• SET TASK
Check each line of the records below and collect those that include the word "BigJank".

* Begin ENTRIES SHOWN *

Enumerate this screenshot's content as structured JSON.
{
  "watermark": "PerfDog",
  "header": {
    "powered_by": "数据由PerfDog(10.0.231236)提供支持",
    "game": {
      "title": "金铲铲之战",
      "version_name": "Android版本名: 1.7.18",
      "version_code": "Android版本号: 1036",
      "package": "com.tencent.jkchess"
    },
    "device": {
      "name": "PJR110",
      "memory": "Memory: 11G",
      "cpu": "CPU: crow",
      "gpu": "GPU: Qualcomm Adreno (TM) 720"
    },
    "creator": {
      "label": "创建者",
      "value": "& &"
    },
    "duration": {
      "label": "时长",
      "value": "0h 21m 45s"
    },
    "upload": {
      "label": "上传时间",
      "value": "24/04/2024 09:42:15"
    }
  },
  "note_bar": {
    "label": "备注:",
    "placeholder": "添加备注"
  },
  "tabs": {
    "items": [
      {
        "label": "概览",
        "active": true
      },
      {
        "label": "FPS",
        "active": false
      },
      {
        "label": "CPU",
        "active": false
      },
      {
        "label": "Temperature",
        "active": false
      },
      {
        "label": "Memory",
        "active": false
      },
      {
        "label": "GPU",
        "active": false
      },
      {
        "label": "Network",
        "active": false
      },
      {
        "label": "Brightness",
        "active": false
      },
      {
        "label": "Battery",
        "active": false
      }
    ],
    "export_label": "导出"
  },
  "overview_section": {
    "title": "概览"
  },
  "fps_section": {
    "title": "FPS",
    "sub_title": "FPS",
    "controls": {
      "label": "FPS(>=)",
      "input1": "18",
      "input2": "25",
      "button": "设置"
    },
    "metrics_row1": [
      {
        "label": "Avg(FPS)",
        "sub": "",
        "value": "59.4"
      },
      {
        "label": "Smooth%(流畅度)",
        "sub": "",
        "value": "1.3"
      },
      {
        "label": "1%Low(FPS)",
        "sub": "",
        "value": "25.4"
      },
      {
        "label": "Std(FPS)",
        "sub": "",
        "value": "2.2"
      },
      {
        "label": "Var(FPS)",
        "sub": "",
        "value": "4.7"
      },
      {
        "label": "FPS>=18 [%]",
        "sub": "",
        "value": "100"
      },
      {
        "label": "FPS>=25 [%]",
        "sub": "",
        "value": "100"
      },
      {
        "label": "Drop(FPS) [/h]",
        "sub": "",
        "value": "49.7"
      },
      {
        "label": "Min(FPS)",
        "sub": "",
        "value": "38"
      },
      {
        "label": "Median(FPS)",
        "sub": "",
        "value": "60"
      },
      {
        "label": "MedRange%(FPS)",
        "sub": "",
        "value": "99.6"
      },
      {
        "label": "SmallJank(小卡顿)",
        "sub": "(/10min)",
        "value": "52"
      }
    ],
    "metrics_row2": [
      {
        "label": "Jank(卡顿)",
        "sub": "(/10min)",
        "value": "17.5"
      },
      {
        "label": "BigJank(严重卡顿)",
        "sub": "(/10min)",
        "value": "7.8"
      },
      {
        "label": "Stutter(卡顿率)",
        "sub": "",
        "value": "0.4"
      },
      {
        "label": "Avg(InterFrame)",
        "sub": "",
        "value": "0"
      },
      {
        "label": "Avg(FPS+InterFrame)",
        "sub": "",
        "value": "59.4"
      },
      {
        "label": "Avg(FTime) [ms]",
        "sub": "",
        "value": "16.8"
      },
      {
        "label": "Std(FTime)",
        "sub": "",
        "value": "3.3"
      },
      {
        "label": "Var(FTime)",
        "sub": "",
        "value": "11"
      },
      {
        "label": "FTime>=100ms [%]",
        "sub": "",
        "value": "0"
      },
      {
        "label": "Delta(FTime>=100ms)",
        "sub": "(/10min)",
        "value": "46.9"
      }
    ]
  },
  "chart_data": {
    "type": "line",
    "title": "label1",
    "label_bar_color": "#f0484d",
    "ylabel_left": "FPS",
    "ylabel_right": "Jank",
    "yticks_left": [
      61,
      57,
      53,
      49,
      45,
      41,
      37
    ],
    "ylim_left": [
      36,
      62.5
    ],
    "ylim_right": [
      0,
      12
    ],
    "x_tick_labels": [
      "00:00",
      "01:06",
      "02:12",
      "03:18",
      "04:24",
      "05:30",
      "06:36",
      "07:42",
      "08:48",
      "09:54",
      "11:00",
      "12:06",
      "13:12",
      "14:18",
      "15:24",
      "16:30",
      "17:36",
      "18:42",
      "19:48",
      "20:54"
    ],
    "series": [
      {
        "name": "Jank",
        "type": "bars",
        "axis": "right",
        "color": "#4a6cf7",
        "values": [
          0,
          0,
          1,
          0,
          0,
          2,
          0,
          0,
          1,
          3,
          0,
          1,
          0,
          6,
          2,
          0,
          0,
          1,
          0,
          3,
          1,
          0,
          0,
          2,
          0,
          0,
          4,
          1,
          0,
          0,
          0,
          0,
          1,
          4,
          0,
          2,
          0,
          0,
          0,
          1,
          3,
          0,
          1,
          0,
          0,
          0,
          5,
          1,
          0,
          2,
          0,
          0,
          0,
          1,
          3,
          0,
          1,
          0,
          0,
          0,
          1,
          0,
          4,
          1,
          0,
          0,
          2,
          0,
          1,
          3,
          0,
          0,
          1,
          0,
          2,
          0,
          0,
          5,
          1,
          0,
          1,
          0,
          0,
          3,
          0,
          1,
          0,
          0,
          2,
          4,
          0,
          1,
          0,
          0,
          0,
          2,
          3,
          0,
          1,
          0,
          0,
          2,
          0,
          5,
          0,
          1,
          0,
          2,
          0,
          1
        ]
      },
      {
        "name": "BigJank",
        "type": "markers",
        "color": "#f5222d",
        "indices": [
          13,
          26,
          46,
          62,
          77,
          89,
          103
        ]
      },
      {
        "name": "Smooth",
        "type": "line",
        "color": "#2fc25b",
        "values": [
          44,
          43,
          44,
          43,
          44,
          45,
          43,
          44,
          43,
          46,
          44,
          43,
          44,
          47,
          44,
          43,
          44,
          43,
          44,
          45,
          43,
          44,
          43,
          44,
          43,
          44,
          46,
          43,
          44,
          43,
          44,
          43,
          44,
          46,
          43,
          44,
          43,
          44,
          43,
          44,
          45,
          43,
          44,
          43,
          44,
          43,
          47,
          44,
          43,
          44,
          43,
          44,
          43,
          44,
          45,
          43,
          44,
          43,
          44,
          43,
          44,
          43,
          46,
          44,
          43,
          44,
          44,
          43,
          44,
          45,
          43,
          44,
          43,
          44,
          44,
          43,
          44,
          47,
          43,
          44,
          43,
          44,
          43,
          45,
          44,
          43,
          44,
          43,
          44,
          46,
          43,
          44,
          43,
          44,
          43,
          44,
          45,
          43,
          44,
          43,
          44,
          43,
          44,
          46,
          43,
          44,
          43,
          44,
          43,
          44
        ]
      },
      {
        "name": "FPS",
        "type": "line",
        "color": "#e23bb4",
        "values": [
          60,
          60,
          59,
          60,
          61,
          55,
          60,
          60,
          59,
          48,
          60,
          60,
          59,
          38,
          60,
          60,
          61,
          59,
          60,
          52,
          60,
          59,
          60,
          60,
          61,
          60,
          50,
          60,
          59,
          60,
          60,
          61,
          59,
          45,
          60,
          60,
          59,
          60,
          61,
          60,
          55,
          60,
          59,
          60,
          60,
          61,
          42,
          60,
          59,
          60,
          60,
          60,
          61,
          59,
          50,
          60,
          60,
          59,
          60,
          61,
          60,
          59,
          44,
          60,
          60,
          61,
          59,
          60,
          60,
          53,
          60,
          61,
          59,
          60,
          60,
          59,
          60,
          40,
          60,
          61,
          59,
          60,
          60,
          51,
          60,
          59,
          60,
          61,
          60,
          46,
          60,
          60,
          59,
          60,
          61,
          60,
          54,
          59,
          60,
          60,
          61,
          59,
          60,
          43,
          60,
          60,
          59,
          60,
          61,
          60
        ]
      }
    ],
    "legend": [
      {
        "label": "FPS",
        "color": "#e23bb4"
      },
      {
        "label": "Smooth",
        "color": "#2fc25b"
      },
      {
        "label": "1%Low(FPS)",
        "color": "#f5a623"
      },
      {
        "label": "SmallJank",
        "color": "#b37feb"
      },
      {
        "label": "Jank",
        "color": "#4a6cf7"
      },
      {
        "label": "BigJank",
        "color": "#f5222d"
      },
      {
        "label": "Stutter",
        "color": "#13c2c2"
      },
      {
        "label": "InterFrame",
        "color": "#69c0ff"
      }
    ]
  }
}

* End ENTRIES SHOWN *
* Begin ENTRIES SHOWN *

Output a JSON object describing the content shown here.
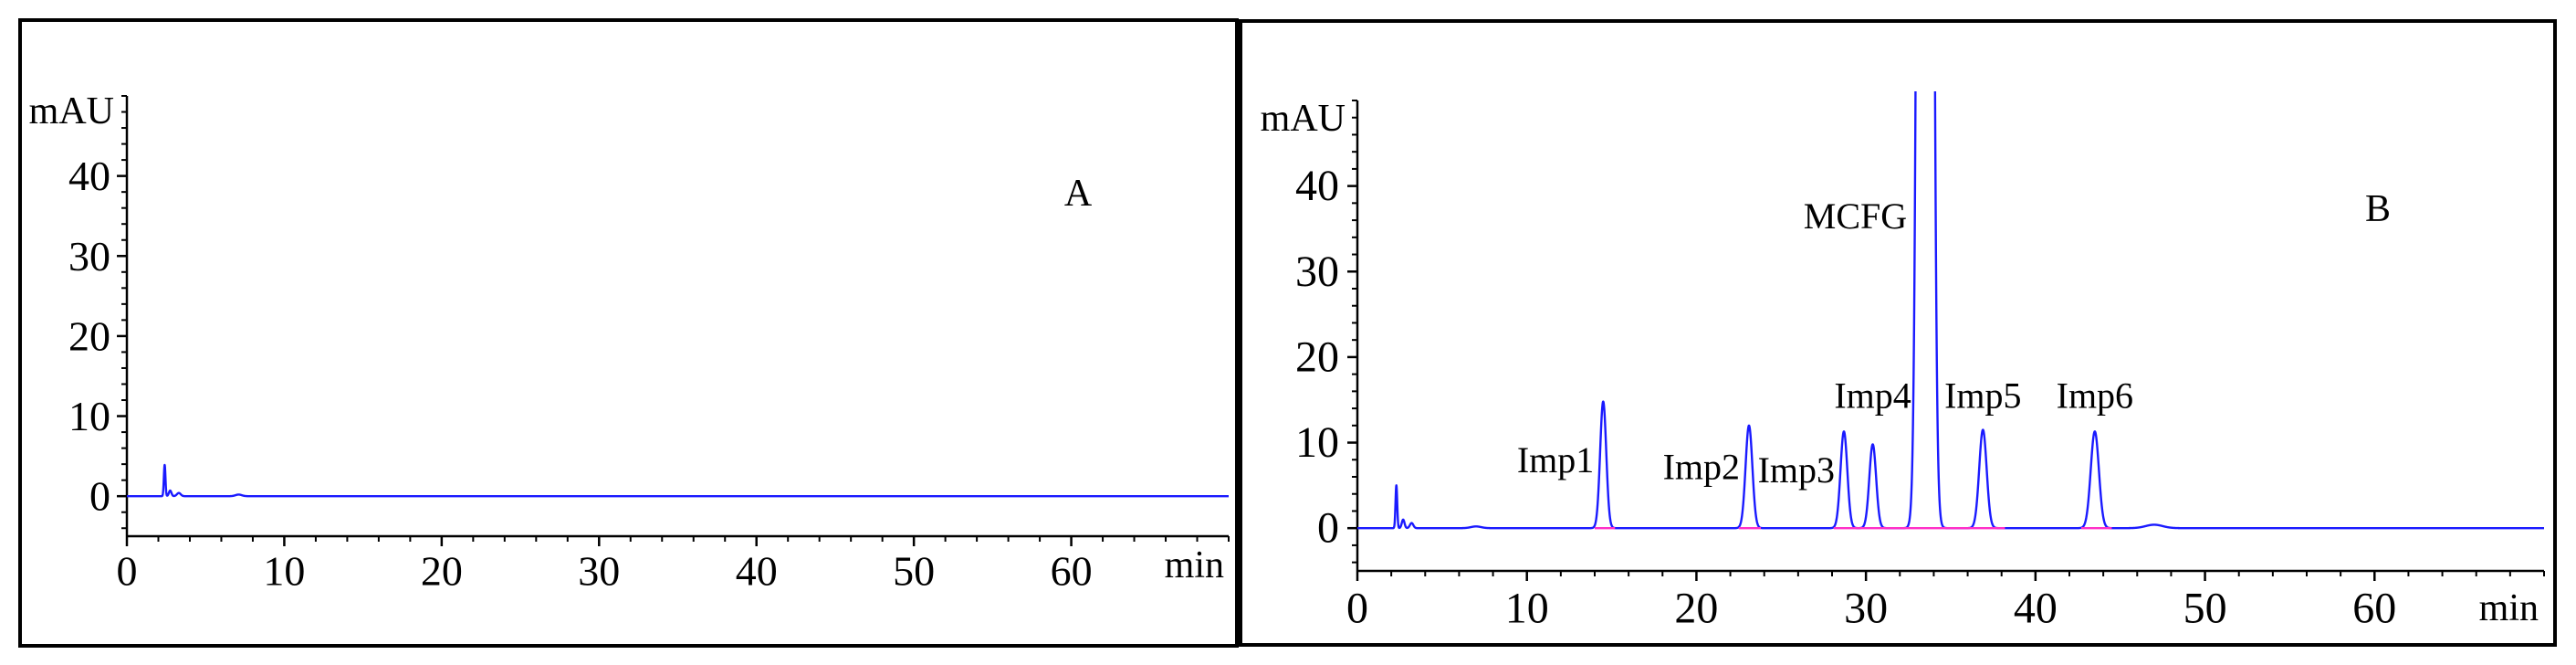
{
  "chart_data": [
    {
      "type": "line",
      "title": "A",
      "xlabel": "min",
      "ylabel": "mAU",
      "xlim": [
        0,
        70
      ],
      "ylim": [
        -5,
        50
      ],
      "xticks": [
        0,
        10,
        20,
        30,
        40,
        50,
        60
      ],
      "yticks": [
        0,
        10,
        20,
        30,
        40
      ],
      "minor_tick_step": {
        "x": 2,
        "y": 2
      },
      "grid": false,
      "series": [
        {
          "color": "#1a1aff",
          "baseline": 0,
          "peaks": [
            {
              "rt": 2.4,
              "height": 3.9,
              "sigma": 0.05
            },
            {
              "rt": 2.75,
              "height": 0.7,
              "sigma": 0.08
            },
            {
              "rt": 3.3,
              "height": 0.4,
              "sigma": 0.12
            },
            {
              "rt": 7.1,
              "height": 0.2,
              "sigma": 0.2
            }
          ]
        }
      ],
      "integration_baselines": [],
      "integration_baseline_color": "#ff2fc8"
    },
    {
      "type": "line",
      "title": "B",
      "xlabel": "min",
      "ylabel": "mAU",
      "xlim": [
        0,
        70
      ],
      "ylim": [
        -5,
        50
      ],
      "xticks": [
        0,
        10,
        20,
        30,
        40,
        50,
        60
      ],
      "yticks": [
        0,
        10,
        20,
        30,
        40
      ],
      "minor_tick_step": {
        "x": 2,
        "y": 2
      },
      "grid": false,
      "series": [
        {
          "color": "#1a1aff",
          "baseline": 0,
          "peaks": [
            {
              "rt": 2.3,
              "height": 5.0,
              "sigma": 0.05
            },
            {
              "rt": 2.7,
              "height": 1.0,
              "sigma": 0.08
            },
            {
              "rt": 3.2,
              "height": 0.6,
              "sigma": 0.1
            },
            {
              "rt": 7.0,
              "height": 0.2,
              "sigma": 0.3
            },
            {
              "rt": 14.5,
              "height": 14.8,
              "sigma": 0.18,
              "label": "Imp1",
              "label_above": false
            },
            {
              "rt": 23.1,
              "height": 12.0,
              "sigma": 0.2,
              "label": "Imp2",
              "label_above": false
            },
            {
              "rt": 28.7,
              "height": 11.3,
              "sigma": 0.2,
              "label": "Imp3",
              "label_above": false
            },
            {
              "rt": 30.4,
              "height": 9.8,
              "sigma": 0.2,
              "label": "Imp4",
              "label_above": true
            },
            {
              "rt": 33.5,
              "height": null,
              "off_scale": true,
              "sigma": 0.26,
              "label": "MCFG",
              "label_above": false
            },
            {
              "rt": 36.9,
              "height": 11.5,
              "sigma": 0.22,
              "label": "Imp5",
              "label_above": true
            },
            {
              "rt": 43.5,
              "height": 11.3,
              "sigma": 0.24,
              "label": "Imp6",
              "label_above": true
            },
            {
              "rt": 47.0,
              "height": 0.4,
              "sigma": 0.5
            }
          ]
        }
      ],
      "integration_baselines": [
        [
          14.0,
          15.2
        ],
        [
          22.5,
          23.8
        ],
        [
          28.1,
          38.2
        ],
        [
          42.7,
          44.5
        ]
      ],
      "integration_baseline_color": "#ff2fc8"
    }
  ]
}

* End ENTRIES SHOWN *

• TASK RESULT
        "label": "BigJank(严重卡顿)",
        "name": "BigJank",
        "label": "BigJank",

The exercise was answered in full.